:: Challenge ::
Convert the material below, starting at the line that contains "Patent image size: (1032, 504)." and ending at the line that contains "The controller 36 is at (281, 231).", into a Markdown table with the columns Row and Line. Give each line its own numbered row and omit blank lines.

:: Material for this exercise ::
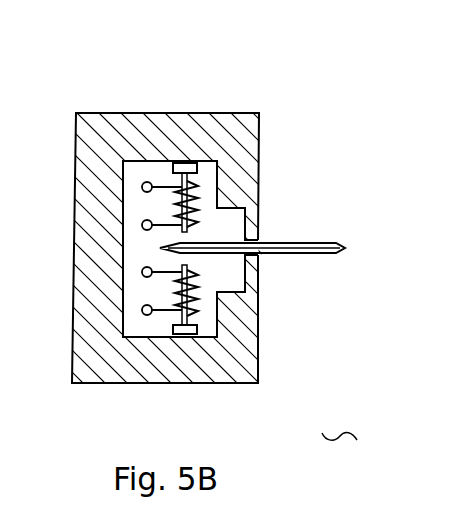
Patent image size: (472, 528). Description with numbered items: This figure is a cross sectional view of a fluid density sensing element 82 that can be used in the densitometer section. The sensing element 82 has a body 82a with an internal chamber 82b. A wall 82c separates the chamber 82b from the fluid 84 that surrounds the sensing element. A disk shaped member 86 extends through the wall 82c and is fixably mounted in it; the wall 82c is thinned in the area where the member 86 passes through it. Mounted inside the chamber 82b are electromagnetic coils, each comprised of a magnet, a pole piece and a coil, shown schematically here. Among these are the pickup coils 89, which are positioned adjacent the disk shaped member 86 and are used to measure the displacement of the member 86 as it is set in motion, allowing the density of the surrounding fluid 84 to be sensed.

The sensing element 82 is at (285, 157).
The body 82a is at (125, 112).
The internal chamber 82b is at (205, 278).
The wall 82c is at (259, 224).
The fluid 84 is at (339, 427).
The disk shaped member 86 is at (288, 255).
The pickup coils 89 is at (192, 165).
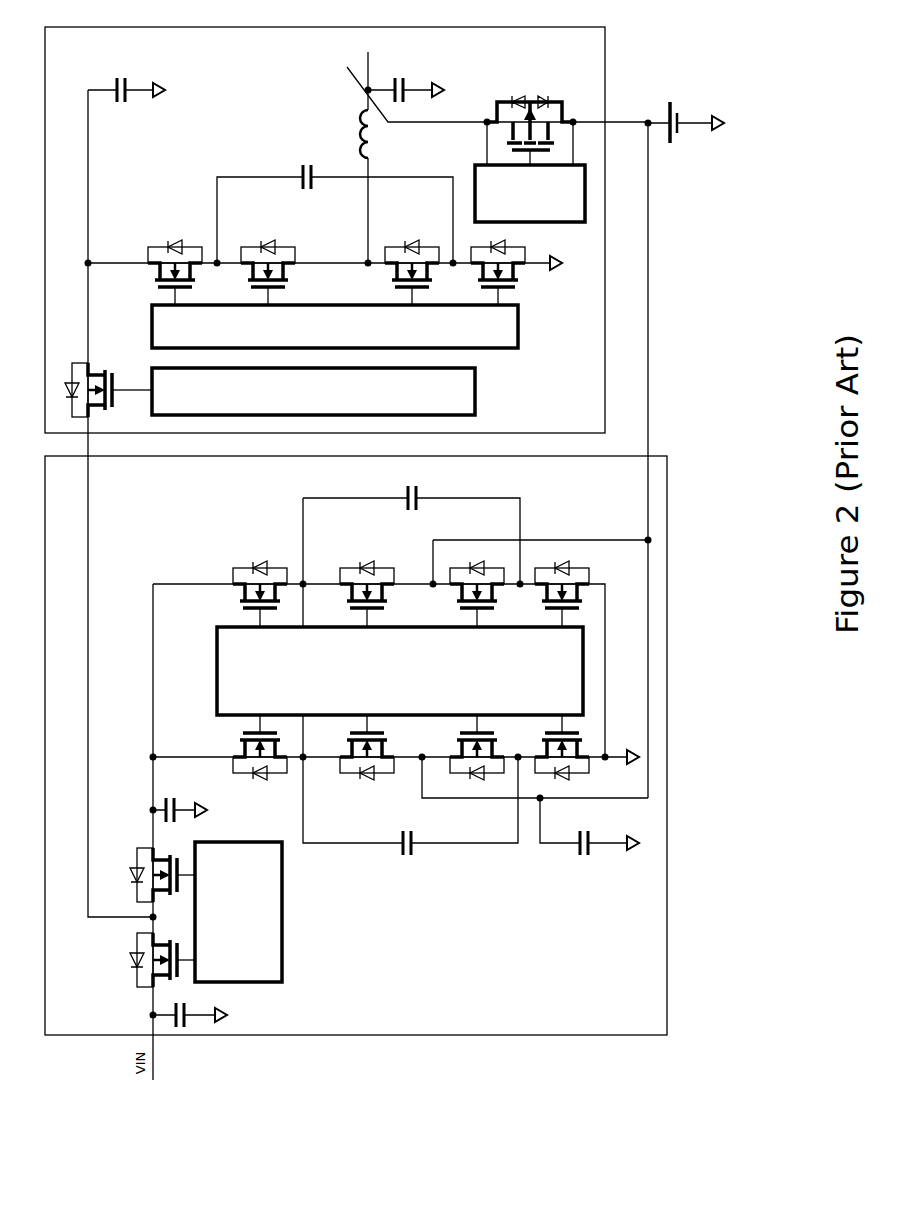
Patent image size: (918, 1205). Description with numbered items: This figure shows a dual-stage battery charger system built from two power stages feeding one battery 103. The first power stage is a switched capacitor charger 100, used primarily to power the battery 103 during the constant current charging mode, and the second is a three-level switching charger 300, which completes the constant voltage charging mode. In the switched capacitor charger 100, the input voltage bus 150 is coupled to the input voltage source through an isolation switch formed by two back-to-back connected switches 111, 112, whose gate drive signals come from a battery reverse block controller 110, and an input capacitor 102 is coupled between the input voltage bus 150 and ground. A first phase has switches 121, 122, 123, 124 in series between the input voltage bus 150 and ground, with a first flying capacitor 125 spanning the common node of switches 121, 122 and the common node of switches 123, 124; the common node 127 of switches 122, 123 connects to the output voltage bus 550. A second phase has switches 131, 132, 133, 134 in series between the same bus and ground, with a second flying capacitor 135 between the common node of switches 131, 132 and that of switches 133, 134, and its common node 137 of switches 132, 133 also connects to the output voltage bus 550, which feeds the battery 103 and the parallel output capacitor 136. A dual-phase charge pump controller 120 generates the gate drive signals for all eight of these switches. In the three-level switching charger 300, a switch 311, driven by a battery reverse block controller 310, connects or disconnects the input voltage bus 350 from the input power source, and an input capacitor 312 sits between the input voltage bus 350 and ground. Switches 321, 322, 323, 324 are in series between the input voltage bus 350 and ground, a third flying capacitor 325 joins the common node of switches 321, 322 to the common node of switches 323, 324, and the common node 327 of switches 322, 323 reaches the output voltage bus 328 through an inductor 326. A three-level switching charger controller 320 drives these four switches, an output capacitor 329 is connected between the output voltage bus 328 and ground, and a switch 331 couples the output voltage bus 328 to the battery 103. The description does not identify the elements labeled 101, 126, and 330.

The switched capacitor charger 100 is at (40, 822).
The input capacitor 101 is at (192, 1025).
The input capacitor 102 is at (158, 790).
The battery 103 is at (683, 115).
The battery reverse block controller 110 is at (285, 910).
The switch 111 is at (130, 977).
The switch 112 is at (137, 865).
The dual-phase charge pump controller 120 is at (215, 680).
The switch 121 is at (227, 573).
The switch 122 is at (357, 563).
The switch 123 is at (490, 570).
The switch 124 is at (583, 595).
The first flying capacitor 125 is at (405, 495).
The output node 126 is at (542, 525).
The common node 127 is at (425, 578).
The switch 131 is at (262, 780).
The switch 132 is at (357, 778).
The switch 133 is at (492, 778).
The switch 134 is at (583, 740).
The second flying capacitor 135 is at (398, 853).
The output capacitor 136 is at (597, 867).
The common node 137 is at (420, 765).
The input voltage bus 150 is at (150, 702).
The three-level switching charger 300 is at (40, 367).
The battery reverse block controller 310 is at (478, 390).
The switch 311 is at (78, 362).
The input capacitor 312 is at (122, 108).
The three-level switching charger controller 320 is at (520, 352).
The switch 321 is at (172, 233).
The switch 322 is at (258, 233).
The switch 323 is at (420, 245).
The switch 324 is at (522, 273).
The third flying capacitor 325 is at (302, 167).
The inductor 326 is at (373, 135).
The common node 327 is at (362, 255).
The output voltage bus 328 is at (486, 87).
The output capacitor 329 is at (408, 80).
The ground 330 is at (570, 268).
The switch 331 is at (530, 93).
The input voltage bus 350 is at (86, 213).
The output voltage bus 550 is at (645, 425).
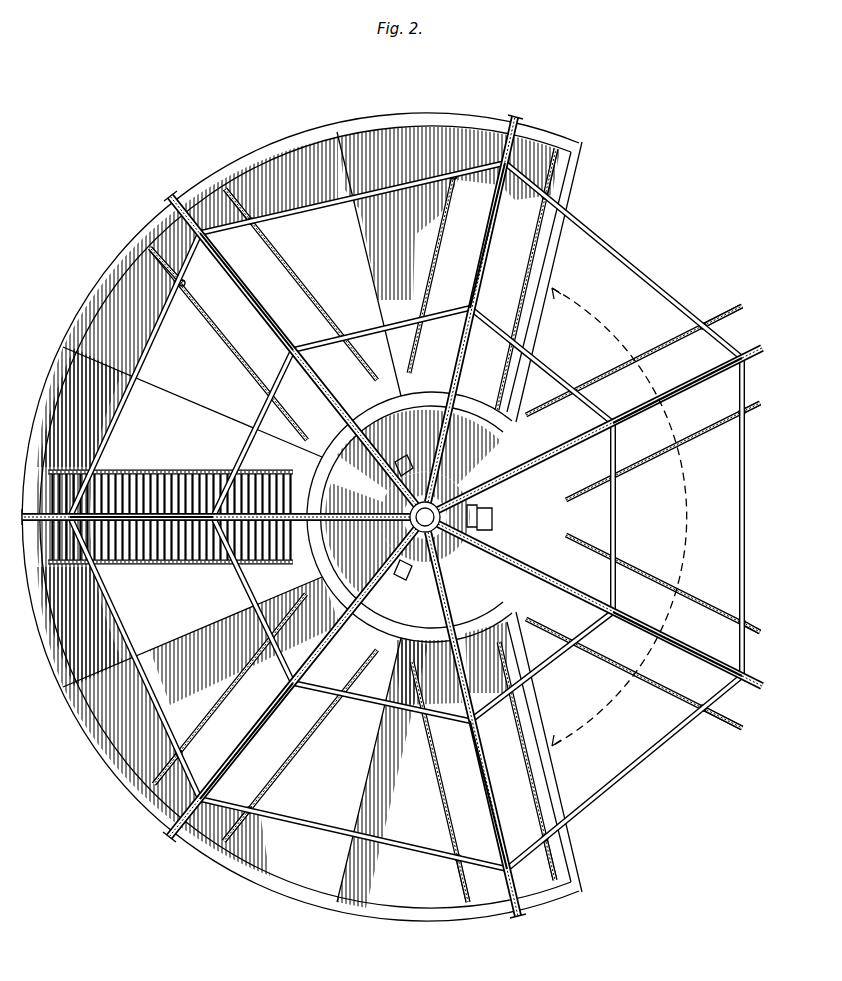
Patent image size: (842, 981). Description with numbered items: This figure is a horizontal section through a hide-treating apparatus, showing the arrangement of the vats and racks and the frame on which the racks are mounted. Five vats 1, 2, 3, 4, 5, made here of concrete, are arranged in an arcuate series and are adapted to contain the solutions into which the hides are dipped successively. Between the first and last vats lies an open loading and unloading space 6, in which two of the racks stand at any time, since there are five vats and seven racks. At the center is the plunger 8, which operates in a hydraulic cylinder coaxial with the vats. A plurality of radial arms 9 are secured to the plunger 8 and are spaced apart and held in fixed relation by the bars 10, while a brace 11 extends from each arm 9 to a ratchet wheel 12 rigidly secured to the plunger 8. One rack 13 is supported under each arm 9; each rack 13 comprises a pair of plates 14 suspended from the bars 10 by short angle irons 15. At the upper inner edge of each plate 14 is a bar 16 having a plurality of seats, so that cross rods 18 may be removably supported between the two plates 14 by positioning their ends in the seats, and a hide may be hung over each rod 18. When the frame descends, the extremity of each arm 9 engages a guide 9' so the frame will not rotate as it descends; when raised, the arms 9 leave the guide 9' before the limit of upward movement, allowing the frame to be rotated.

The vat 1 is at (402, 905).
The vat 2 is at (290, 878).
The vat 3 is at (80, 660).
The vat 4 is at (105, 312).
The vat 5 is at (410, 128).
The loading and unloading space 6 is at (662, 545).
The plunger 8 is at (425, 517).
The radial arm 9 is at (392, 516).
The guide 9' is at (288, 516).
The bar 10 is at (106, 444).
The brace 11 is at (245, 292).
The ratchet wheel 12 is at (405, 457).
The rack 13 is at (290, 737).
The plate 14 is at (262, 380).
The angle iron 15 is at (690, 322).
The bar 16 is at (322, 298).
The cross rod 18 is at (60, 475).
...
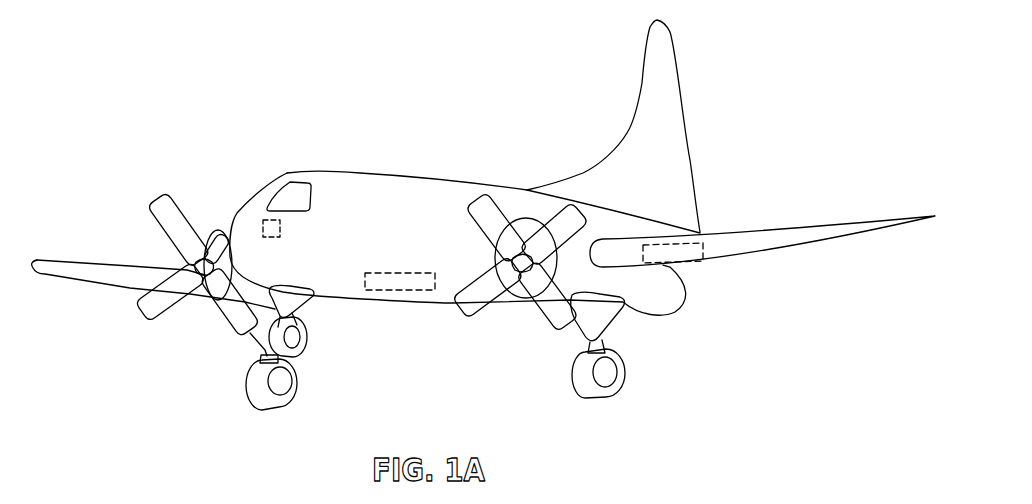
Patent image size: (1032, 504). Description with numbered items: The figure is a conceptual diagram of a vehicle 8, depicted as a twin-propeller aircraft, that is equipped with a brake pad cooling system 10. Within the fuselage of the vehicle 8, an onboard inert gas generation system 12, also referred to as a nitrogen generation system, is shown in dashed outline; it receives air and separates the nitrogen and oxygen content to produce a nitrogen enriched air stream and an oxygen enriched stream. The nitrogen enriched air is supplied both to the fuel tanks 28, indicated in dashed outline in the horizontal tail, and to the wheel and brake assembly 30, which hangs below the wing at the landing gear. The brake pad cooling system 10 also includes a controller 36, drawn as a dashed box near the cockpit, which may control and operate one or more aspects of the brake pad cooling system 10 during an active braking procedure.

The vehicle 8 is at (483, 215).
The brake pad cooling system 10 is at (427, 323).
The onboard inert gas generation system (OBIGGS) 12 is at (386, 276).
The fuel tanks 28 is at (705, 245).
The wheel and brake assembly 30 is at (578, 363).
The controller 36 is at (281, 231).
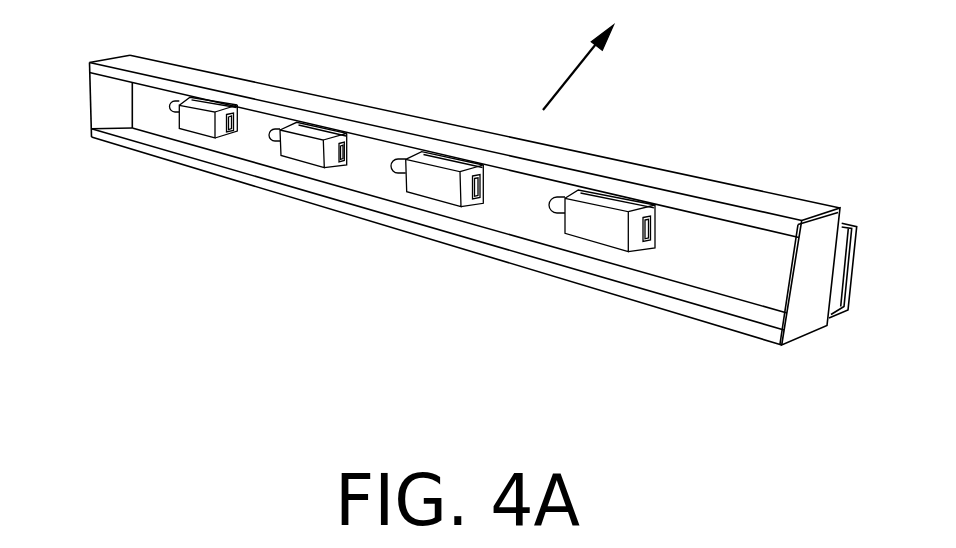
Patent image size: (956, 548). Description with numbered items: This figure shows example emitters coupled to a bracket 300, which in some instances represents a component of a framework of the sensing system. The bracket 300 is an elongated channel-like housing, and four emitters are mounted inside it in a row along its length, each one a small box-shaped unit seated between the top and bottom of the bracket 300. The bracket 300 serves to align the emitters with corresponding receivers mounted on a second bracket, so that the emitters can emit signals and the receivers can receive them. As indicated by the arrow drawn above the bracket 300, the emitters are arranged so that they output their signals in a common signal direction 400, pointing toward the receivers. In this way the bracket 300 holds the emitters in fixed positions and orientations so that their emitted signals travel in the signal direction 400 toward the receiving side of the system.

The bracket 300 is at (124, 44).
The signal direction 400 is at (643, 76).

:: Result of the task ::
| Row | Line |
|---|---|
| 1 | Patent image size: (1032, 504). Description with numbered items: The figure is a conceptual diagram of a vehicle 8, depicted as a twin-propeller aircraft, that is equipped with a brake pad cooling system 10. Within the fuselage of the vehicle 8, an onboard inert gas generation system 12, also referred to as a nitrogen generation system, is shown in dashed outline; it receives air and separates the nitrogen and oxygen content to produce a nitrogen enriched air stream and an oxygen enriched stream. The nitrogen enriched air is supplied both to the fuel tanks 28, indicated in dashed outline in the horizontal tail, and to the wheel and brake assembly 30, which hangs below the wing at the landing gear. The brake pad cooling system 10 also includes a controller 36, drawn as a dashed box near the cockpit, which may control and operate one or more aspects of the brake pad cooling system 10 during an active braking procedure. |
| 2 | The vehicle 8 is at (483, 215). |
| 3 | The brake pad cooling system 10 is at (427, 323). |
| 4 | The onboard inert gas generation system (OBIGGS) 12 is at (386, 276). |
| 5 | The fuel tanks 28 is at (705, 245). |
| 6 | The wheel and brake assembly 30 is at (578, 363). |
| 7 | The controller 36 is at (281, 231). |